** Start Records shown **

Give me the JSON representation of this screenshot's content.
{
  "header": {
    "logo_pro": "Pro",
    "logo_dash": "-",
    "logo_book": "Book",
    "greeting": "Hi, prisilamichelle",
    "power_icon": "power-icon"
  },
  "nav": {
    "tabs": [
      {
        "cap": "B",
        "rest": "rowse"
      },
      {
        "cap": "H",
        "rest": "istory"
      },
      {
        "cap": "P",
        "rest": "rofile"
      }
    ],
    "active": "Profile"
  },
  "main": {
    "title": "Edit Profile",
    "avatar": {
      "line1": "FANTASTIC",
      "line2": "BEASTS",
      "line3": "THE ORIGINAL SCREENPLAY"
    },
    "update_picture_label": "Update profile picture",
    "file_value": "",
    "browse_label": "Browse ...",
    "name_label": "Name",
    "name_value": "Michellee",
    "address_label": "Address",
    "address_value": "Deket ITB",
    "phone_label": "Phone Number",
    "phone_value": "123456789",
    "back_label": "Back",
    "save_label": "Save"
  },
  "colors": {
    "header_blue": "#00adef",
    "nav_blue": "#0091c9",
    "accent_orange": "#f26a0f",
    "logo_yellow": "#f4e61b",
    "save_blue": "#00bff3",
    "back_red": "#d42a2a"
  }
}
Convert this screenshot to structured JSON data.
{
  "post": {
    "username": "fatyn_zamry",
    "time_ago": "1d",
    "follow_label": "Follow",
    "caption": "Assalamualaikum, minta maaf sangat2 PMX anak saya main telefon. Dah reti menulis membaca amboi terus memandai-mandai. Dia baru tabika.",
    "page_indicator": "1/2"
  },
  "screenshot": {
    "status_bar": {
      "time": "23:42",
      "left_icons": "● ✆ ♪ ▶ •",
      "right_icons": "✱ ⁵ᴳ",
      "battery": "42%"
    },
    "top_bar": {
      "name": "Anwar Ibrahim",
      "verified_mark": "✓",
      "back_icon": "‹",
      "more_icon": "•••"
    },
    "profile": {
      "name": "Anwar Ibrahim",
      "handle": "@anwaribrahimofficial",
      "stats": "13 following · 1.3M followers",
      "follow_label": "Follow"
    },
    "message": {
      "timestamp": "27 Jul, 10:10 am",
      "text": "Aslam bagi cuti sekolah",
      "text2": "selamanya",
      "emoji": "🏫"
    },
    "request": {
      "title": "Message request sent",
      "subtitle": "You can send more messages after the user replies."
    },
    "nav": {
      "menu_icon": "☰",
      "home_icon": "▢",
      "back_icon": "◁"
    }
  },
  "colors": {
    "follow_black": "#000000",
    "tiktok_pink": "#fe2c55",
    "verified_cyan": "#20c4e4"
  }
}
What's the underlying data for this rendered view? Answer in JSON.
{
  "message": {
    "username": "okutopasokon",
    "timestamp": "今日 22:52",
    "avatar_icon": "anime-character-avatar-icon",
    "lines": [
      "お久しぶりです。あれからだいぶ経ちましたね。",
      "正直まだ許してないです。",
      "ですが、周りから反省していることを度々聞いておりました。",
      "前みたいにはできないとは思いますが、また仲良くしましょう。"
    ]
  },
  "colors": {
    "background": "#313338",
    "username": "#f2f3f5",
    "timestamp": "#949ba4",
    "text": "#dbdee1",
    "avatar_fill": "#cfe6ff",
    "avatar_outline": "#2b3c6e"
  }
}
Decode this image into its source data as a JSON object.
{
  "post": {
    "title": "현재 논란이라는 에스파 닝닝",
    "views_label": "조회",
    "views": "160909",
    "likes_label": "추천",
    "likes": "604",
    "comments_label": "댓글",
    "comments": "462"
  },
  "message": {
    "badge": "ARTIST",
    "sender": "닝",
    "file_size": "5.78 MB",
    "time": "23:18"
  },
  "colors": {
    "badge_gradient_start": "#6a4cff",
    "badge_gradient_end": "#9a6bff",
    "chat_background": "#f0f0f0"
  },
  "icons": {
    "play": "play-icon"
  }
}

** End Records shown **

◆ What is expected
Give back each line above precisely as it stands.

◆ Task answer
Give me the JSON representation of this screenshot's content.
{
  "header": {
    "logo_pro": "Pro",
    "logo_dash": "-",
    "logo_book": "Book",
    "greeting": "Hi, prisilamichelle",
    "power_icon": "power-icon"
  },
  "nav": {
    "tabs": [
      {
        "cap": "B",
        "rest": "rowse"
      },
      {
        "cap": "H",
        "rest": "istory"
      },
      {
        "cap": "P",
        "rest": "rofile"
      }
    ],
    "active": "Profile"
  },
  "main": {
    "title": "Edit Profile",
    "avatar": {
      "line1": "FANTASTIC",
      "line2": "BEASTS",
      "line3": "THE ORIGINAL SCREENPLAY"
    },
    "update_picture_label": "Update profile picture",
    "file_value": "",
    "browse_label": "Browse ...",
    "name_label": "Name",
    "name_value": "Michellee",
    "address_label": "Address",
    "address_value": "Deket ITB",
    "phone_label": "Phone Number",
    "phone_value": "123456789",
    "back_label": "Back",
    "save_label": "Save"
  },
  "colors": {
    "header_blue": "#00adef",
    "nav_blue": "#0091c9",
    "accent_orange": "#f26a0f",
    "logo_yellow": "#f4e61b",
    "save_blue": "#00bff3",
    "back_red": "#d42a2a"
  }
}
Convert this screenshot to structured JSON data.
{
  "post": {
    "username": "fatyn_zamry",
    "time_ago": "1d",
    "follow_label": "Follow",
    "caption": "Assalamualaikum, minta maaf sangat2 PMX anak saya main telefon. Dah reti menulis membaca amboi terus memandai-mandai. Dia baru tabika.",
    "page_indicator": "1/2"
  },
  "screenshot": {
    "status_bar": {
      "time": "23:42",
      "left_icons": "● ✆ ♪ ▶ •",
      "right_icons": "✱ ⁵ᴳ",
      "battery": "42%"
    },
    "top_bar": {
      "name": "Anwar Ibrahim",
      "verified_mark": "✓",
      "back_icon": "‹",
      "more_icon": "•••"
    },
    "profile": {
      "name": "Anwar Ibrahim",
      "handle": "@anwaribrahimofficial",
      "stats": "13 following · 1.3M followers",
      "follow_label": "Follow"
    },
    "message": {
      "timestamp": "27 Jul, 10:10 am",
      "text": "Aslam bagi cuti sekolah",
      "text2": "selamanya",
      "emoji": "🏫"
    },
    "request": {
      "title": "Message request sent",
      "subtitle": "You can send more messages after the user replies."
    },
    "nav": {
      "menu_icon": "☰",
      "home_icon": "▢",
      "back_icon": "◁"
    }
  },
  "colors": {
    "follow_black": "#000000",
    "tiktok_pink": "#fe2c55",
    "verified_cyan": "#20c4e4"
  }
}
What's the underlying data for this rendered view? Answer in JSON.
{
  "message": {
    "username": "okutopasokon",
    "timestamp": "今日 22:52",
    "avatar_icon": "anime-character-avatar-icon",
    "lines": [
      "お久しぶりです。あれからだいぶ経ちましたね。",
      "正直まだ許してないです。",
      "ですが、周りから反省していることを度々聞いておりました。",
      "前みたいにはできないとは思いますが、また仲良くしましょう。"
    ]
  },
  "colors": {
    "background": "#313338",
    "username": "#f2f3f5",
    "timestamp": "#949ba4",
    "text": "#dbdee1",
    "avatar_fill": "#cfe6ff",
    "avatar_outline": "#2b3c6e"
  }
}
Decode this image into its source data as a JSON object.
{
  "post": {
    "title": "현재 논란이라는 에스파 닝닝",
    "views_label": "조회",
    "views": "160909",
    "likes_label": "추천",
    "likes": "604",
    "comments_label": "댓글",
    "comments": "462"
  },
  "message": {
    "badge": "ARTIST",
    "sender": "닝",
    "file_size": "5.78 MB",
    "time": "23:18"
  },
  "colors": {
    "badge_gradient_start": "#6a4cff",
    "badge_gradient_end": "#9a6bff",
    "chat_background": "#f0f0f0"
  },
  "icons": {
    "play": "play-icon"
  }
}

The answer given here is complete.